PROBLEM TO WORK ON: Copy out all lines where "告别了昨天" appears.

---

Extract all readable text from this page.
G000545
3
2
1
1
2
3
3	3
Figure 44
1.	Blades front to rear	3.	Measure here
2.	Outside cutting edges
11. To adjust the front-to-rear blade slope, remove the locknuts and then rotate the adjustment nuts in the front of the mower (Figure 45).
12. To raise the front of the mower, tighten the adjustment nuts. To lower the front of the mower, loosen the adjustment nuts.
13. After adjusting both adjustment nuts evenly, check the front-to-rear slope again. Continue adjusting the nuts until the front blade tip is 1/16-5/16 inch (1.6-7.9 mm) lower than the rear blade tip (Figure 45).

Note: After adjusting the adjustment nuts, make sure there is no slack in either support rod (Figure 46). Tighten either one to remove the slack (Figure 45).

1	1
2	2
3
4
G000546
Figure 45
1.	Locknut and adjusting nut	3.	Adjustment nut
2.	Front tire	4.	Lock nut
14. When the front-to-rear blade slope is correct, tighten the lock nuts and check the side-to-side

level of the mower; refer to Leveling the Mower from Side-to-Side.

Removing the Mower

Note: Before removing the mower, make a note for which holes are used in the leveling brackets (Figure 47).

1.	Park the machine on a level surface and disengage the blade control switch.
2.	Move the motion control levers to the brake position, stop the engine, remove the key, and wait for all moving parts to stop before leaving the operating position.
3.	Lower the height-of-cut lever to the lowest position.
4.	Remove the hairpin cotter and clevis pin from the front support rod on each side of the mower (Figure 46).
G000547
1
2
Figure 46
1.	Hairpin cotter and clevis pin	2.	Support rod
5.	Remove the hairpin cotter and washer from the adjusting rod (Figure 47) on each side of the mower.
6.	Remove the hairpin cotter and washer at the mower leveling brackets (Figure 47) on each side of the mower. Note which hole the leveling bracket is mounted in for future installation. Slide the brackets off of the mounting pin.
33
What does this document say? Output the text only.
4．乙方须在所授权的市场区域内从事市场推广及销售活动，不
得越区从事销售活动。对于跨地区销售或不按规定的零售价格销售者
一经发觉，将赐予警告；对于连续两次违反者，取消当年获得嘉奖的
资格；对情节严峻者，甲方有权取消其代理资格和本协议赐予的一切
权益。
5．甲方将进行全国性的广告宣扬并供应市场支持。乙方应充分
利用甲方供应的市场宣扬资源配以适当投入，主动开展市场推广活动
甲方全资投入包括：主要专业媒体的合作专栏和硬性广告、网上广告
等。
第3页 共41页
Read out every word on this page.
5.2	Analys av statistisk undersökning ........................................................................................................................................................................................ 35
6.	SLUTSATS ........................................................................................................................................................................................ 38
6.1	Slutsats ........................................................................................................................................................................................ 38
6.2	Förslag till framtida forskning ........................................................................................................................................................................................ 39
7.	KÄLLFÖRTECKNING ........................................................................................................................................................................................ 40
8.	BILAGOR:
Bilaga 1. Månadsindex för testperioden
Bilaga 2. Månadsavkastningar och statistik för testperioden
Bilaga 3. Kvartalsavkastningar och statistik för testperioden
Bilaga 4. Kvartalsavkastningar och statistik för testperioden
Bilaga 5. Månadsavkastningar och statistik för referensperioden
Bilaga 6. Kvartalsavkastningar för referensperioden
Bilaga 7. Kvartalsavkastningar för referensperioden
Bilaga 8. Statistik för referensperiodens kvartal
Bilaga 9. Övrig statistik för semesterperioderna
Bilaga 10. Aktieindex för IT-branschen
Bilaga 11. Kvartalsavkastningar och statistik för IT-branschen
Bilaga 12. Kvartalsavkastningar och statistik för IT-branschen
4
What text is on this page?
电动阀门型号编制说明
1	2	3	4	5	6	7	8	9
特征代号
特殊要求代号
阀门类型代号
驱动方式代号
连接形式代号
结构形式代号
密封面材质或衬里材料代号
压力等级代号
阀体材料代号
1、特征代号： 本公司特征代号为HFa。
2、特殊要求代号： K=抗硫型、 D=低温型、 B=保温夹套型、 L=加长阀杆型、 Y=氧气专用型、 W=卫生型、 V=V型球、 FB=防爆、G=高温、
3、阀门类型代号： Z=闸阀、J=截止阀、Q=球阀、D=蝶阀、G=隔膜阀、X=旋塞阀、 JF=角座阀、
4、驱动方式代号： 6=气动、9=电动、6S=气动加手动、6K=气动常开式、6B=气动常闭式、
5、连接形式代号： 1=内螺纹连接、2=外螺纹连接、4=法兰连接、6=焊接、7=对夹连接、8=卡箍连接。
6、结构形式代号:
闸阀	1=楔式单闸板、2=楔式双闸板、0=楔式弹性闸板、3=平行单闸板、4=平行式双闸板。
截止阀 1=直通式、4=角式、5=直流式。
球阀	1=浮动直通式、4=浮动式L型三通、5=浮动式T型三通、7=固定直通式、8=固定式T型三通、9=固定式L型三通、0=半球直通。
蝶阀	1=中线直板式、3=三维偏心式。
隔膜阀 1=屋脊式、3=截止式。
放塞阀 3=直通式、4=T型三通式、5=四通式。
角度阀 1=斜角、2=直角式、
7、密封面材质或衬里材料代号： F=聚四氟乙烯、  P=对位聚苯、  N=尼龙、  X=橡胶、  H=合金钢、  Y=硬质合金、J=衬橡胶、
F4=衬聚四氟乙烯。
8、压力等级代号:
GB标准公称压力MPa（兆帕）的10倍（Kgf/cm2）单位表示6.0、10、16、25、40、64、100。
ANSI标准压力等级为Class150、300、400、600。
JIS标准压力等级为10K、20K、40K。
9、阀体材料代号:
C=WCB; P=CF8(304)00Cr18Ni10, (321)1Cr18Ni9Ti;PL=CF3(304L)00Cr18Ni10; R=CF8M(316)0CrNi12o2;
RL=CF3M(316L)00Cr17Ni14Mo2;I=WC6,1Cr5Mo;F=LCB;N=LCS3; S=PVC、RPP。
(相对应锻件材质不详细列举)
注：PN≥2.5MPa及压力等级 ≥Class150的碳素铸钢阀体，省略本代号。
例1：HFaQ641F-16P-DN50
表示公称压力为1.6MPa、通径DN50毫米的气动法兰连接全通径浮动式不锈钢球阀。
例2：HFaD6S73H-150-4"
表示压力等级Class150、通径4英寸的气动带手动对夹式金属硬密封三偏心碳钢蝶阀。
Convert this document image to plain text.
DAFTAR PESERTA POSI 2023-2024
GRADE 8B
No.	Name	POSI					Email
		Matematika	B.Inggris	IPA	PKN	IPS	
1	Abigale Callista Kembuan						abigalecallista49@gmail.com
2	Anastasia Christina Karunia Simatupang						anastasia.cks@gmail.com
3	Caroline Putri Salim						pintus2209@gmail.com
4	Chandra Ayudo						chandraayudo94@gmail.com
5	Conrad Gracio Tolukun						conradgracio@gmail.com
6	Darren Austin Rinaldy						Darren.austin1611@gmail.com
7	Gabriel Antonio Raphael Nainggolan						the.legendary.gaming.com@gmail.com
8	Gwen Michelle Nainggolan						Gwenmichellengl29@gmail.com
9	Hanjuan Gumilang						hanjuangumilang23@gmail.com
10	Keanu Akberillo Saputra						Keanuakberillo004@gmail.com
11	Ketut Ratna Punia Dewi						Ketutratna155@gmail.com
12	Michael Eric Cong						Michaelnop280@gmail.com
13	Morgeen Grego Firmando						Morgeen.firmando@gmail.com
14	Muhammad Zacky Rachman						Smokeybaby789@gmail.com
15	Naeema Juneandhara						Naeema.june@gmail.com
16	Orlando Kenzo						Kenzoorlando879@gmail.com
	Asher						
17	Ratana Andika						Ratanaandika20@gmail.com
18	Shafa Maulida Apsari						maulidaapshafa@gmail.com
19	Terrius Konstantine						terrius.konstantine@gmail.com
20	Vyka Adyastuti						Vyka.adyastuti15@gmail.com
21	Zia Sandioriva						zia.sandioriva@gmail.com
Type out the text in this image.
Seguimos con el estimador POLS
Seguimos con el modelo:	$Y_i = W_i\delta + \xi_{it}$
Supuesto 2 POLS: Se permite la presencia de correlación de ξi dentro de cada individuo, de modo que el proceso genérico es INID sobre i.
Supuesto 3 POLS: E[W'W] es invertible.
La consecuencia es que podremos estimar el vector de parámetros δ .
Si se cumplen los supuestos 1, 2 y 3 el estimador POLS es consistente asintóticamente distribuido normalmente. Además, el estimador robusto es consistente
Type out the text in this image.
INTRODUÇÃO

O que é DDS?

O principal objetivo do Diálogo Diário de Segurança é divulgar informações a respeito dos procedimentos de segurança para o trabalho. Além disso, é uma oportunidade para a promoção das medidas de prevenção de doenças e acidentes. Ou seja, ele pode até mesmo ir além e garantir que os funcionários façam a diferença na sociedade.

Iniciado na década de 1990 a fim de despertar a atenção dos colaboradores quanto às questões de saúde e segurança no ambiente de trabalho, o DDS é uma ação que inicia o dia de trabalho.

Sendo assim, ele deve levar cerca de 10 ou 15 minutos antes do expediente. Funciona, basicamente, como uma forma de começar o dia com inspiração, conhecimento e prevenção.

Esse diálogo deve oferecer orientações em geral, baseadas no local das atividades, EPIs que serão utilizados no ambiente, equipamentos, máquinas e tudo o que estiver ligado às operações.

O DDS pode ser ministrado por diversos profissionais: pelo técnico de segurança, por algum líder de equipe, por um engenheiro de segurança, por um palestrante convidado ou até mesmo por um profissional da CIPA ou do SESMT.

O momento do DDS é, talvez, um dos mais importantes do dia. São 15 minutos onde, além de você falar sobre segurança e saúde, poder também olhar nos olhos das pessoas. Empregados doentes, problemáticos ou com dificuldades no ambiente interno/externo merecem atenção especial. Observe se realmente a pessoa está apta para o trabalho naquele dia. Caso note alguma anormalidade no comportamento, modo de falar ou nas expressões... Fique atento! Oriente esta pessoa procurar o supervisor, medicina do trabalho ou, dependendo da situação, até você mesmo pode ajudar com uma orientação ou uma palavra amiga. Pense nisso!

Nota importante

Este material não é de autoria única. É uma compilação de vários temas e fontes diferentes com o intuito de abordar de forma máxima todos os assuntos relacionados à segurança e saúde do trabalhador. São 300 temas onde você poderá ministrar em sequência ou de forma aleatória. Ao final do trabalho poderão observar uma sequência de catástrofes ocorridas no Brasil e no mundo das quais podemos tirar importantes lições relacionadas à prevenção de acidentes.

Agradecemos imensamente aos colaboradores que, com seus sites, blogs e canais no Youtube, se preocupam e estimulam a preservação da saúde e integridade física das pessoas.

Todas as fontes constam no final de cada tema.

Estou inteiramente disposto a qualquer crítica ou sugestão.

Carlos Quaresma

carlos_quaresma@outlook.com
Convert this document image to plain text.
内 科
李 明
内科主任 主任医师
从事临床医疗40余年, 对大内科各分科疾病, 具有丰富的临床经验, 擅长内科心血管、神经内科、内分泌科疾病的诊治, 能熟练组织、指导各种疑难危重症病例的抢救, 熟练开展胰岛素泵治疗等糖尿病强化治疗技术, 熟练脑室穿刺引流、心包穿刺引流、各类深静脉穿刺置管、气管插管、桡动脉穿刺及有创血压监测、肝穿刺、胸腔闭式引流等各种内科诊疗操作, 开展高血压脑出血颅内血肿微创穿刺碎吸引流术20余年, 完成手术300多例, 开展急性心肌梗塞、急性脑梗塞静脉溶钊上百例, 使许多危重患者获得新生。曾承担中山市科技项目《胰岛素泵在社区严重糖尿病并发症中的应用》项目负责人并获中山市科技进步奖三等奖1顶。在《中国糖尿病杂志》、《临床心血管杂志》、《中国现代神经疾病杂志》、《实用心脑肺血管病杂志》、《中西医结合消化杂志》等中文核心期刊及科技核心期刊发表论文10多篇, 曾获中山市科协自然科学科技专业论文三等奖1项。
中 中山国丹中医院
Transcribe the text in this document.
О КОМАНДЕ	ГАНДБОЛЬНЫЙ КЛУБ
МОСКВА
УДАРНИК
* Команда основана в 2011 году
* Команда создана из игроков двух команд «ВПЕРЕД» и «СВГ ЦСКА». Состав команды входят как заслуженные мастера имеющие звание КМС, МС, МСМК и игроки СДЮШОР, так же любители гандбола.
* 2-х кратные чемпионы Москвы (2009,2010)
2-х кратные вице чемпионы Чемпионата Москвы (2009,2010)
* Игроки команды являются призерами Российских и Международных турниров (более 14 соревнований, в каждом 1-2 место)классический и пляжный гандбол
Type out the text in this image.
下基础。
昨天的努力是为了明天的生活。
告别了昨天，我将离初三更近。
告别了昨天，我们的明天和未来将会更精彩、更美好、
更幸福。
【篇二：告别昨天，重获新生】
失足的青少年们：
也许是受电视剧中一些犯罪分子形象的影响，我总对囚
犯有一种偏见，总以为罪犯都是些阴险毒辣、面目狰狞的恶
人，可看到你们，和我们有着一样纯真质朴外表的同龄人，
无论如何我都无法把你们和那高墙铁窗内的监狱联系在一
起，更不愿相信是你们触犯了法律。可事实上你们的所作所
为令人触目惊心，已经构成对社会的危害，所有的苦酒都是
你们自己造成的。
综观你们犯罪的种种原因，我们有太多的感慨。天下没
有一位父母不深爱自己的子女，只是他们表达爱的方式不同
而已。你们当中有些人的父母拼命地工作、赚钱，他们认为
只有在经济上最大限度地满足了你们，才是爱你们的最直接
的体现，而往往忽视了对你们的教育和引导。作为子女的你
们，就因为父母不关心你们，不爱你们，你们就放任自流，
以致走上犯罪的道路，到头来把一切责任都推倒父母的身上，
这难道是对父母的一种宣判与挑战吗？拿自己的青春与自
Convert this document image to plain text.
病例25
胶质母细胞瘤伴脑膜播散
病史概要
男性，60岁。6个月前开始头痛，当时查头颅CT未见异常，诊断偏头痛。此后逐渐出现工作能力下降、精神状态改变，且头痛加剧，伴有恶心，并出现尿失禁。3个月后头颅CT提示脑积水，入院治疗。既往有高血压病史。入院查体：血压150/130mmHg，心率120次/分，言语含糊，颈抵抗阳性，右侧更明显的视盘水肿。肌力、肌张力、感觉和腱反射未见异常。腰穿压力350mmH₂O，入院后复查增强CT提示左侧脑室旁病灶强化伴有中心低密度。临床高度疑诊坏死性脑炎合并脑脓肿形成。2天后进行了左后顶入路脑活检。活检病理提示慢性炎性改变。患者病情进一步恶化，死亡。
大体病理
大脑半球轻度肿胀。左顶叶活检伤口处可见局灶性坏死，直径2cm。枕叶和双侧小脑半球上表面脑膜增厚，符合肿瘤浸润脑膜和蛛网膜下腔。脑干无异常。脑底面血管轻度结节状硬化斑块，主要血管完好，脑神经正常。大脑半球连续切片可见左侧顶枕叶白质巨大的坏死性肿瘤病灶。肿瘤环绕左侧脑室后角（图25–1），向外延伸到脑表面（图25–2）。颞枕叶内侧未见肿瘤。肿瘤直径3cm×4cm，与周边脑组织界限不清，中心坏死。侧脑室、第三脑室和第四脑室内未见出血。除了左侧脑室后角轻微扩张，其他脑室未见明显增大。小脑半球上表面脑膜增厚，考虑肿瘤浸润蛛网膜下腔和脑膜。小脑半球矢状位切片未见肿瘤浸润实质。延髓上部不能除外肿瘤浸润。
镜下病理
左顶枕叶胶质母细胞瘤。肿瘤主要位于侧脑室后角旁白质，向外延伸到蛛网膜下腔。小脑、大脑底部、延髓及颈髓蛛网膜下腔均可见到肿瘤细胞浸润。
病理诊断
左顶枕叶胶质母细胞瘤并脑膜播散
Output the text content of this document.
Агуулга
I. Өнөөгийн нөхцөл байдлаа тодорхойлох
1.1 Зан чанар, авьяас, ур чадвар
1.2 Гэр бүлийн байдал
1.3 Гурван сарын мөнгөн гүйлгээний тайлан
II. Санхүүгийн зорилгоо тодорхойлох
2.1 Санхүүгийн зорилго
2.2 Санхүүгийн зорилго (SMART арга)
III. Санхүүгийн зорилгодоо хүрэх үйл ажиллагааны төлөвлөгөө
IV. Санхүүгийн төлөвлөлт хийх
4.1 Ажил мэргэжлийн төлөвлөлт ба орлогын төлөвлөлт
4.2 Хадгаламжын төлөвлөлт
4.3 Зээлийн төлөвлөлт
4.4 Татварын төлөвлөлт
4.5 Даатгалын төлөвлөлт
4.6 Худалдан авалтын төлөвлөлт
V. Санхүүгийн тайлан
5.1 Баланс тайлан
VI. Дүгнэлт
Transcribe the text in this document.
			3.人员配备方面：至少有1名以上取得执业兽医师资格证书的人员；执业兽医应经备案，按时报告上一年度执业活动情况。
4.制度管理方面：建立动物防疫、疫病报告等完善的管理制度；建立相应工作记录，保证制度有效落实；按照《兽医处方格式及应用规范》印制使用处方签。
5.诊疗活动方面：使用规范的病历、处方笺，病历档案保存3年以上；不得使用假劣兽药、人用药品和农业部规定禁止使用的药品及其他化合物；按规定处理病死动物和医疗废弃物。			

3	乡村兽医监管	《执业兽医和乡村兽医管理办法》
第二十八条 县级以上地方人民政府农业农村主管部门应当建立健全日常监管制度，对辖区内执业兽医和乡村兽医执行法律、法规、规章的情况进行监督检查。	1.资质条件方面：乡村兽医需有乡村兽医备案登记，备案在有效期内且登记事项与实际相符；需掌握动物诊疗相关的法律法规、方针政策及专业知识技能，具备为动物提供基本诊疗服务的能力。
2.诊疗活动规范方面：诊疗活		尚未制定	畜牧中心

---

RESULT OF THE EXERCISE:
告别了昨天，我将离初三更近。
告别了昨天，我们的明天和未来将会更精彩、更美好、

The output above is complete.